* [What you need to do]: Please copy the material below word for word, beginning at its first line and stopping after the line that contains "heatmap-cell xyxy=(516,161,524,194)", including that line.

Rows from a layout dataset:
• • • • • • •

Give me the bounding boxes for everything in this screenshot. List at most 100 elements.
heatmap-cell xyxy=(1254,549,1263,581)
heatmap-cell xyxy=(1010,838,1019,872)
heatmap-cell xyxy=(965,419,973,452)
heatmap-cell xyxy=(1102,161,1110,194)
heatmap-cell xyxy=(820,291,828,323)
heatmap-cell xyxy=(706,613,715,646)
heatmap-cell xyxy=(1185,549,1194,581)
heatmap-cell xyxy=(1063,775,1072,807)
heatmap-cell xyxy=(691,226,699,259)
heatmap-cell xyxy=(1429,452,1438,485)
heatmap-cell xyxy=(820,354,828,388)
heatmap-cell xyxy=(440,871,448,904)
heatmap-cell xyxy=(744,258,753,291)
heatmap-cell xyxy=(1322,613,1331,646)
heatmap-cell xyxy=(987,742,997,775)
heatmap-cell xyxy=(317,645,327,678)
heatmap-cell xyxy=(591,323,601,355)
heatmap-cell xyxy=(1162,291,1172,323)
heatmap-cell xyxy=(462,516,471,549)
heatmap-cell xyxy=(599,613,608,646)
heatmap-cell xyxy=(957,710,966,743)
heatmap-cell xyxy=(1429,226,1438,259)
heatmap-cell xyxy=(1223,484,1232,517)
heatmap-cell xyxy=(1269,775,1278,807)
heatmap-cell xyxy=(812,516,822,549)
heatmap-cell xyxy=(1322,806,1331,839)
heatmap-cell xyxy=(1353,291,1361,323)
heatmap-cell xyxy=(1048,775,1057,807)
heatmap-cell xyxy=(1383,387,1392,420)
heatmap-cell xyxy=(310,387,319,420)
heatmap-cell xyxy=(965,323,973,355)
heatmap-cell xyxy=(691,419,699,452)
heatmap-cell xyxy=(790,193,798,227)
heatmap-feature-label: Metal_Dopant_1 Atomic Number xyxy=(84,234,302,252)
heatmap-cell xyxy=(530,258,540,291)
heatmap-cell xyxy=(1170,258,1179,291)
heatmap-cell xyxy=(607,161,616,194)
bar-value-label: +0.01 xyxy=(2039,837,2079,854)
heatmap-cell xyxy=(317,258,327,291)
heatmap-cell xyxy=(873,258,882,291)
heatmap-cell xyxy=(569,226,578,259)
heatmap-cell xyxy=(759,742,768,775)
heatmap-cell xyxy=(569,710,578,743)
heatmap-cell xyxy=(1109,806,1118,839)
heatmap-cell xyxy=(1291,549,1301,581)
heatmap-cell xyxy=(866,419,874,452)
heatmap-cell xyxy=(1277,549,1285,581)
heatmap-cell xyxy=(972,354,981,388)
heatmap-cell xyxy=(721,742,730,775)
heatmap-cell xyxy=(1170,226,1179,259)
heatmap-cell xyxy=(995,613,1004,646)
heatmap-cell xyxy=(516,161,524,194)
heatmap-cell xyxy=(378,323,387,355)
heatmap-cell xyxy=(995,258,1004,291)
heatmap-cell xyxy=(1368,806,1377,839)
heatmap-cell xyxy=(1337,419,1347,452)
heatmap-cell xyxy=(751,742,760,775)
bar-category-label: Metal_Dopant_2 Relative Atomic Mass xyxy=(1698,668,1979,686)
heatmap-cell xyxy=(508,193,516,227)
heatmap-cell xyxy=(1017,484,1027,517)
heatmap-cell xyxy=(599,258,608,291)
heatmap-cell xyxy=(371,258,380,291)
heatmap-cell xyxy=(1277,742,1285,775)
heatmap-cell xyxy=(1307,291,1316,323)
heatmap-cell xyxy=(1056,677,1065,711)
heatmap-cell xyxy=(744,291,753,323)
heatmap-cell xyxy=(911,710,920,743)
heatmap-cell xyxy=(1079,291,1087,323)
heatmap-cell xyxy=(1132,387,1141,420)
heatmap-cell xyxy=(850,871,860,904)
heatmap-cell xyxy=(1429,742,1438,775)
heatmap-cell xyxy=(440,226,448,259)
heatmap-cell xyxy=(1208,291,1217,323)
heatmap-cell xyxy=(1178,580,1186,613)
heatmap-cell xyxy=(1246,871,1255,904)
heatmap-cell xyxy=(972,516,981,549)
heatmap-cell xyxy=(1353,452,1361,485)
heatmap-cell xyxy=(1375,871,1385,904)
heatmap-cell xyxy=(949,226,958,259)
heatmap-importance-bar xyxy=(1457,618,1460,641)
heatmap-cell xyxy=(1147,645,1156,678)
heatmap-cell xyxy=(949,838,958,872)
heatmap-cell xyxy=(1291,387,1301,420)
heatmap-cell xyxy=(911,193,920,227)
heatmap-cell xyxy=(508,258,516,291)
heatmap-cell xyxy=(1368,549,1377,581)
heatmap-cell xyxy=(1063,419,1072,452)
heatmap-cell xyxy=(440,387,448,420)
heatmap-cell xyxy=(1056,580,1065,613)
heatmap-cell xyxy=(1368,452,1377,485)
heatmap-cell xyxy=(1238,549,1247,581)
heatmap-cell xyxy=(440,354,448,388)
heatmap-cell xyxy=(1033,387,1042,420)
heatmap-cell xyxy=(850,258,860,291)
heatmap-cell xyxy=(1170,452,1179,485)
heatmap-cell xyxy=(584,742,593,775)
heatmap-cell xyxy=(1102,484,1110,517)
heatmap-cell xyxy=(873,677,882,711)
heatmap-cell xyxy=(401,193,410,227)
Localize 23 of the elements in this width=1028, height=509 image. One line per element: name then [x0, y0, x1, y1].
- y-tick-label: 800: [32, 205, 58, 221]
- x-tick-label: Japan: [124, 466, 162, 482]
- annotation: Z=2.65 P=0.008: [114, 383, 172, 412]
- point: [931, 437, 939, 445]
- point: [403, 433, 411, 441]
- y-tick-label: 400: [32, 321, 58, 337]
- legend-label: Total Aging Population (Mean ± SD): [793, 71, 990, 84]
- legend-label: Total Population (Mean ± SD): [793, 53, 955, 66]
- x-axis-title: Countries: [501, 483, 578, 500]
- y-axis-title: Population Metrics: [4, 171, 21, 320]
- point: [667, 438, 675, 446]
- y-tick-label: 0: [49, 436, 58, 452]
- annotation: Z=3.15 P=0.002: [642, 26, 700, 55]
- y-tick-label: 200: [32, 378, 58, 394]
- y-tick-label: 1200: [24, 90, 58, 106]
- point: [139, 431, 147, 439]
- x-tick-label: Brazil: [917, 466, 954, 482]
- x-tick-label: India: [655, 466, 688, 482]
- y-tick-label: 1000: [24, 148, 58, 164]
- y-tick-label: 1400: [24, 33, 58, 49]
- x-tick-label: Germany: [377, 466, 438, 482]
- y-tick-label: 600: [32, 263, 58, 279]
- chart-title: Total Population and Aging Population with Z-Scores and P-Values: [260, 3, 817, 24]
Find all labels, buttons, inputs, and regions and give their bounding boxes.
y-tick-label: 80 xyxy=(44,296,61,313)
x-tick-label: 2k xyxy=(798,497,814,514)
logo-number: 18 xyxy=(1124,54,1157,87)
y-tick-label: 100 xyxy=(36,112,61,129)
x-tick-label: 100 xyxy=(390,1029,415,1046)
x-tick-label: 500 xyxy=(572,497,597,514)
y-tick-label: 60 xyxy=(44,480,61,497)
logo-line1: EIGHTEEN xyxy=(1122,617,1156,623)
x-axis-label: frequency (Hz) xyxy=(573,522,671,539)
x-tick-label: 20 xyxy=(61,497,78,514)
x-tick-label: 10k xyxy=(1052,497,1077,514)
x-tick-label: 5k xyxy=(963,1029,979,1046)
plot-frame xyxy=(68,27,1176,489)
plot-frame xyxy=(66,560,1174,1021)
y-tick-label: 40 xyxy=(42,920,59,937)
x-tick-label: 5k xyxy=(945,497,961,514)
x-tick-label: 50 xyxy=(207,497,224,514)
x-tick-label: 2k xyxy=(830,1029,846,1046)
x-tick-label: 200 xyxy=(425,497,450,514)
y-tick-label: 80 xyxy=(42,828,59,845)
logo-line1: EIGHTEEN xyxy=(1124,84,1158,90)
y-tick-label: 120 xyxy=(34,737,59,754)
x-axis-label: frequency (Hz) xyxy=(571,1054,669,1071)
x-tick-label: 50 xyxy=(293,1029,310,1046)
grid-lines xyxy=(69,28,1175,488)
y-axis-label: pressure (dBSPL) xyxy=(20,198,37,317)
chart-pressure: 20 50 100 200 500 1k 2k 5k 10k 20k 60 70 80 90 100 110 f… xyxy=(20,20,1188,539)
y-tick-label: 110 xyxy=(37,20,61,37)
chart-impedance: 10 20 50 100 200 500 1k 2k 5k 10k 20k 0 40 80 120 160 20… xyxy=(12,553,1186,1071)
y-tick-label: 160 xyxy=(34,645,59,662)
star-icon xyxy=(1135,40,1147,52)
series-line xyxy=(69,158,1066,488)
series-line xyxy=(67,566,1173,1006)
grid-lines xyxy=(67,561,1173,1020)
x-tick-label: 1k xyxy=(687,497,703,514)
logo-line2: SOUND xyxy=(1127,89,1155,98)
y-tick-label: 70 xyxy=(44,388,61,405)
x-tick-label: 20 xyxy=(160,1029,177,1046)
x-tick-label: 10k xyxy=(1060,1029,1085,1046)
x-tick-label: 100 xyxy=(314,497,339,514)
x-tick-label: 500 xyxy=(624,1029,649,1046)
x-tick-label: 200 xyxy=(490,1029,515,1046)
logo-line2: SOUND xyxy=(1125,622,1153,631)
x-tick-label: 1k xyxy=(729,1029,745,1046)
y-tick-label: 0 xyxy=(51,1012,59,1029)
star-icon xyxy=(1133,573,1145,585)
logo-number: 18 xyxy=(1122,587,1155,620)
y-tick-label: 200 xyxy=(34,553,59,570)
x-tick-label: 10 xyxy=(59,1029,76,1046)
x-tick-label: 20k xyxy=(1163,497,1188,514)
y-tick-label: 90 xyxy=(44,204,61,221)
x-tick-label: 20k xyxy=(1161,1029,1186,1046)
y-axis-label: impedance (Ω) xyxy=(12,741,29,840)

• • • • • • •

* [Answer to this task]:
Give me the bounding boxes for everything in this screenshot. List at most 100 elements.
heatmap-cell xyxy=(1254,549,1263,581)
heatmap-cell xyxy=(1010,838,1019,872)
heatmap-cell xyxy=(965,419,973,452)
heatmap-cell xyxy=(1102,161,1110,194)
heatmap-cell xyxy=(820,291,828,323)
heatmap-cell xyxy=(706,613,715,646)
heatmap-cell xyxy=(1185,549,1194,581)
heatmap-cell xyxy=(1063,775,1072,807)
heatmap-cell xyxy=(691,226,699,259)
heatmap-cell xyxy=(1429,452,1438,485)
heatmap-cell xyxy=(820,354,828,388)
heatmap-cell xyxy=(440,871,448,904)
heatmap-cell xyxy=(744,258,753,291)
heatmap-cell xyxy=(1322,613,1331,646)
heatmap-cell xyxy=(987,742,997,775)
heatmap-cell xyxy=(317,645,327,678)
heatmap-cell xyxy=(591,323,601,355)
heatmap-cell xyxy=(1162,291,1172,323)
heatmap-cell xyxy=(462,516,471,549)
heatmap-cell xyxy=(599,613,608,646)
heatmap-cell xyxy=(957,710,966,743)
heatmap-cell xyxy=(1429,226,1438,259)
heatmap-cell xyxy=(1223,484,1232,517)
heatmap-cell xyxy=(1269,775,1278,807)
heatmap-cell xyxy=(812,516,822,549)
heatmap-cell xyxy=(1322,806,1331,839)
heatmap-cell xyxy=(1353,291,1361,323)
heatmap-cell xyxy=(1048,775,1057,807)
heatmap-cell xyxy=(1383,387,1392,420)
heatmap-cell xyxy=(310,387,319,420)
heatmap-cell xyxy=(965,323,973,355)
heatmap-cell xyxy=(691,419,699,452)
heatmap-cell xyxy=(790,193,798,227)
heatmap-feature-label: Metal_Dopant_1 Atomic Number xyxy=(84,234,302,252)
heatmap-cell xyxy=(530,258,540,291)
heatmap-cell xyxy=(1170,258,1179,291)
heatmap-cell xyxy=(607,161,616,194)
bar-value-label: +0.01 xyxy=(2039,837,2079,854)
heatmap-cell xyxy=(317,258,327,291)
heatmap-cell xyxy=(873,258,882,291)
heatmap-cell xyxy=(569,226,578,259)
heatmap-cell xyxy=(759,742,768,775)
heatmap-cell xyxy=(569,710,578,743)
heatmap-cell xyxy=(1109,806,1118,839)
heatmap-cell xyxy=(1291,549,1301,581)
heatmap-cell xyxy=(866,419,874,452)
heatmap-cell xyxy=(1277,549,1285,581)
heatmap-cell xyxy=(972,354,981,388)
heatmap-cell xyxy=(721,742,730,775)
heatmap-cell xyxy=(1170,226,1179,259)
heatmap-cell xyxy=(995,613,1004,646)
heatmap-cell xyxy=(516,161,524,194)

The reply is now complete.